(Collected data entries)
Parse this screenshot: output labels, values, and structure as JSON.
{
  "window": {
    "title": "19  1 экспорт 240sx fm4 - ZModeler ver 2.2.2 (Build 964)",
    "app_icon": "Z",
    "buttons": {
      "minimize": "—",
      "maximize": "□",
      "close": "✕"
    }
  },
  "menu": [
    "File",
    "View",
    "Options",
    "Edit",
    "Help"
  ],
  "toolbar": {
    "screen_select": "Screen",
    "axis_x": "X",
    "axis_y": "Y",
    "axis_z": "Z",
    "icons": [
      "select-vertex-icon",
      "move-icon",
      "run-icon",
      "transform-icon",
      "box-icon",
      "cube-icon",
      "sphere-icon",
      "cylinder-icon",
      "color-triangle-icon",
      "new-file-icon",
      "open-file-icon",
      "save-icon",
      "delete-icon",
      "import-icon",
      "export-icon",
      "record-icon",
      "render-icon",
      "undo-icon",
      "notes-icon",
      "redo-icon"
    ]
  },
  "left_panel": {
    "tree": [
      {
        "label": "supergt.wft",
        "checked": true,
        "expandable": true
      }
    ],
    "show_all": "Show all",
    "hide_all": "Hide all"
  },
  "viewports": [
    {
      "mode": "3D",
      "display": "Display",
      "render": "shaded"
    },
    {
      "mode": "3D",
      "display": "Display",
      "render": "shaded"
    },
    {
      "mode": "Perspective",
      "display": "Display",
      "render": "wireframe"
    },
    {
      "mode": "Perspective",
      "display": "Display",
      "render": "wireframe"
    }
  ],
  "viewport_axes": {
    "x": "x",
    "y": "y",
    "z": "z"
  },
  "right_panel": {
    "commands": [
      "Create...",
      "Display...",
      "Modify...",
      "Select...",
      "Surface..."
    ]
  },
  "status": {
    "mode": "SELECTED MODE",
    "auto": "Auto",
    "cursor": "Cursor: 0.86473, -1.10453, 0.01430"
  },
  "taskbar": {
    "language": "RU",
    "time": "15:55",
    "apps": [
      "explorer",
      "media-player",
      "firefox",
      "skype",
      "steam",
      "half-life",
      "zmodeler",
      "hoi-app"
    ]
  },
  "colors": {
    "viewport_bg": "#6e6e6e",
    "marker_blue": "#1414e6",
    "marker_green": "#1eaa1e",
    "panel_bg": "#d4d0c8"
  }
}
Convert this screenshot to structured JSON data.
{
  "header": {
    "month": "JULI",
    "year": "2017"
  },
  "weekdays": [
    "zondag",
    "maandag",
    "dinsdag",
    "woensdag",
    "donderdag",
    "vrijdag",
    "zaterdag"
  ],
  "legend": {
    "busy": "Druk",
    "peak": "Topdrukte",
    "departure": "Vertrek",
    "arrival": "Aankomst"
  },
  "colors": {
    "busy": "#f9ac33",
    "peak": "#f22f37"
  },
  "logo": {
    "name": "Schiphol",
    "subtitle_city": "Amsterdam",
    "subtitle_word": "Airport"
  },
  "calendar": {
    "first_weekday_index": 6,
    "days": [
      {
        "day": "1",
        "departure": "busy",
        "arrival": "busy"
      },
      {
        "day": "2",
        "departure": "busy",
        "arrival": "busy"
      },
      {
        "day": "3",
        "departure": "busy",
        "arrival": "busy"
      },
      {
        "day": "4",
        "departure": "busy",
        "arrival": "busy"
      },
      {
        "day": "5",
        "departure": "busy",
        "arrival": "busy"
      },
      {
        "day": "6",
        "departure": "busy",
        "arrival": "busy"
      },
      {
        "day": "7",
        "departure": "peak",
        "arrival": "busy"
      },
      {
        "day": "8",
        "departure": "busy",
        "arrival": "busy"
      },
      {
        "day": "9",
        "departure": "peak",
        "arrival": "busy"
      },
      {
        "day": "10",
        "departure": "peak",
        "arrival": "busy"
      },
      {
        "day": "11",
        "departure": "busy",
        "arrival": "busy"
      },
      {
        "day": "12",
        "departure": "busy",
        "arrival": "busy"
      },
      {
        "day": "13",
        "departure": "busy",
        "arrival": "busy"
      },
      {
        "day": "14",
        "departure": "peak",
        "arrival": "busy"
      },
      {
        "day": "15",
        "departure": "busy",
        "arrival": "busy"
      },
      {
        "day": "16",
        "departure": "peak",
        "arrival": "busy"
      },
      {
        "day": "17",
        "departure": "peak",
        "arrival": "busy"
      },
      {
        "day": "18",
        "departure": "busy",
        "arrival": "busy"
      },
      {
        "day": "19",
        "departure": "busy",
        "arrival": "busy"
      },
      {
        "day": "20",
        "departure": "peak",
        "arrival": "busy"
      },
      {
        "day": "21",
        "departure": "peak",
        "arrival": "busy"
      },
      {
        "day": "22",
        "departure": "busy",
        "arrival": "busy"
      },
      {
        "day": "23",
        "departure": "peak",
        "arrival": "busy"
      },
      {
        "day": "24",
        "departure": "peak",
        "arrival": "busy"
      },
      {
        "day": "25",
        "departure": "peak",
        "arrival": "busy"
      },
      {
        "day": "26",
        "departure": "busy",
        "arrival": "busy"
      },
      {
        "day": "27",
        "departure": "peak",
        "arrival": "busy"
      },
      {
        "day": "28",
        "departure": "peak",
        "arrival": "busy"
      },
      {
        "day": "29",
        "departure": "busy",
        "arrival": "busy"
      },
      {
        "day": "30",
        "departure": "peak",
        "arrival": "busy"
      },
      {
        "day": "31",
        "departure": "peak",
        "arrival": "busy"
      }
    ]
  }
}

Directions for this task:
Nothing should be left out: repeat all of the data exactly.

Full output:
Parse this screenshot: output labels, values, and structure as JSON.
{
  "window": {
    "title": "19  1 экспорт 240sx fm4 - ZModeler ver 2.2.2 (Build 964)",
    "app_icon": "Z",
    "buttons": {
      "minimize": "—",
      "maximize": "□",
      "close": "✕"
    }
  },
  "menu": [
    "File",
    "View",
    "Options",
    "Edit",
    "Help"
  ],
  "toolbar": {
    "screen_select": "Screen",
    "axis_x": "X",
    "axis_y": "Y",
    "axis_z": "Z",
    "icons": [
      "select-vertex-icon",
      "move-icon",
      "run-icon",
      "transform-icon",
      "box-icon",
      "cube-icon",
      "sphere-icon",
      "cylinder-icon",
      "color-triangle-icon",
      "new-file-icon",
      "open-file-icon",
      "save-icon",
      "delete-icon",
      "import-icon",
      "export-icon",
      "record-icon",
      "render-icon",
      "undo-icon",
      "notes-icon",
      "redo-icon"
    ]
  },
  "left_panel": {
    "tree": [
      {
        "label": "supergt.wft",
        "checked": true,
        "expandable": true
      }
    ],
    "show_all": "Show all",
    "hide_all": "Hide all"
  },
  "viewports": [
    {
      "mode": "3D",
      "display": "Display",
      "render": "shaded"
    },
    {
      "mode": "3D",
      "display": "Display",
      "render": "shaded"
    },
    {
      "mode": "Perspective",
      "display": "Display",
      "render": "wireframe"
    },
    {
      "mode": "Perspective",
      "display": "Display",
      "render": "wireframe"
    }
  ],
  "viewport_axes": {
    "x": "x",
    "y": "y",
    "z": "z"
  },
  "right_panel": {
    "commands": [
      "Create...",
      "Display...",
      "Modify...",
      "Select...",
      "Surface..."
    ]
  },
  "status": {
    "mode": "SELECTED MODE",
    "auto": "Auto",
    "cursor": "Cursor: 0.86473, -1.10453, 0.01430"
  },
  "taskbar": {
    "language": "RU",
    "time": "15:55",
    "apps": [
      "explorer",
      "media-player",
      "firefox",
      "skype",
      "steam",
      "half-life",
      "zmodeler",
      "hoi-app"
    ]
  },
  "colors": {
    "viewport_bg": "#6e6e6e",
    "marker_blue": "#1414e6",
    "marker_green": "#1eaa1e",
    "panel_bg": "#d4d0c8"
  }
}
Convert this screenshot to structured JSON data.
{
  "header": {
    "month": "JULI",
    "year": "2017"
  },
  "weekdays": [
    "zondag",
    "maandag",
    "dinsdag",
    "woensdag",
    "donderdag",
    "vrijdag",
    "zaterdag"
  ],
  "legend": {
    "busy": "Druk",
    "peak": "Topdrukte",
    "departure": "Vertrek",
    "arrival": "Aankomst"
  },
  "colors": {
    "busy": "#f9ac33",
    "peak": "#f22f37"
  },
  "logo": {
    "name": "Schiphol",
    "subtitle_city": "Amsterdam",
    "subtitle_word": "Airport"
  },
  "calendar": {
    "first_weekday_index": 6,
    "days": [
      {
        "day": "1",
        "departure": "busy",
        "arrival": "busy"
      },
      {
        "day": "2",
        "departure": "busy",
        "arrival": "busy"
      },
      {
        "day": "3",
        "departure": "busy",
        "arrival": "busy"
      },
      {
        "day": "4",
        "departure": "busy",
        "arrival": "busy"
      },
      {
        "day": "5",
        "departure": "busy",
        "arrival": "busy"
      },
      {
        "day": "6",
        "departure": "busy",
        "arrival": "busy"
      },
      {
        "day": "7",
        "departure": "peak",
        "arrival": "busy"
      },
      {
        "day": "8",
        "departure": "busy",
        "arrival": "busy"
      },
      {
        "day": "9",
        "departure": "peak",
        "arrival": "busy"
      },
      {
        "day": "10",
        "departure": "peak",
        "arrival": "busy"
      },
      {
        "day": "11",
        "departure": "busy",
        "arrival": "busy"
      },
      {
        "day": "12",
        "departure": "busy",
        "arrival": "busy"
      },
      {
        "day": "13",
        "departure": "busy",
        "arrival": "busy"
      },
      {
        "day": "14",
        "departure": "peak",
        "arrival": "busy"
      },
      {
        "day": "15",
        "departure": "busy",
        "arrival": "busy"
      },
      {
        "day": "16",
        "departure": "peak",
        "arrival": "busy"
      },
      {
        "day": "17",
        "departure": "peak",
        "arrival": "busy"
      },
      {
        "day": "18",
        "departure": "busy",
        "arrival": "busy"
      },
      {
        "day": "19",
        "departure": "busy",
        "arrival": "busy"
      },
      {
        "day": "20",
        "departure": "peak",
        "arrival": "busy"
      },
      {
        "day": "21",
        "departure": "peak",
        "arrival": "busy"
      },
      {
        "day": "22",
        "departure": "busy",
        "arrival": "busy"
      },
      {
        "day": "23",
        "departure": "peak",
        "arrival": "busy"
      },
      {
        "day": "24",
        "departure": "peak",
        "arrival": "busy"
      },
      {
        "day": "25",
        "departure": "peak",
        "arrival": "busy"
      },
      {
        "day": "26",
        "departure": "busy",
        "arrival": "busy"
      },
      {
        "day": "27",
        "departure": "peak",
        "arrival": "busy"
      },
      {
        "day": "28",
        "departure": "peak",
        "arrival": "busy"
      },
      {
        "day": "29",
        "departure": "busy",
        "arrival": "busy"
      },
      {
        "day": "30",
        "departure": "peak",
        "arrival": "busy"
      },
      {
        "day": "31",
        "departure": "peak",
        "arrival": "busy"
      }
    ]
  }
}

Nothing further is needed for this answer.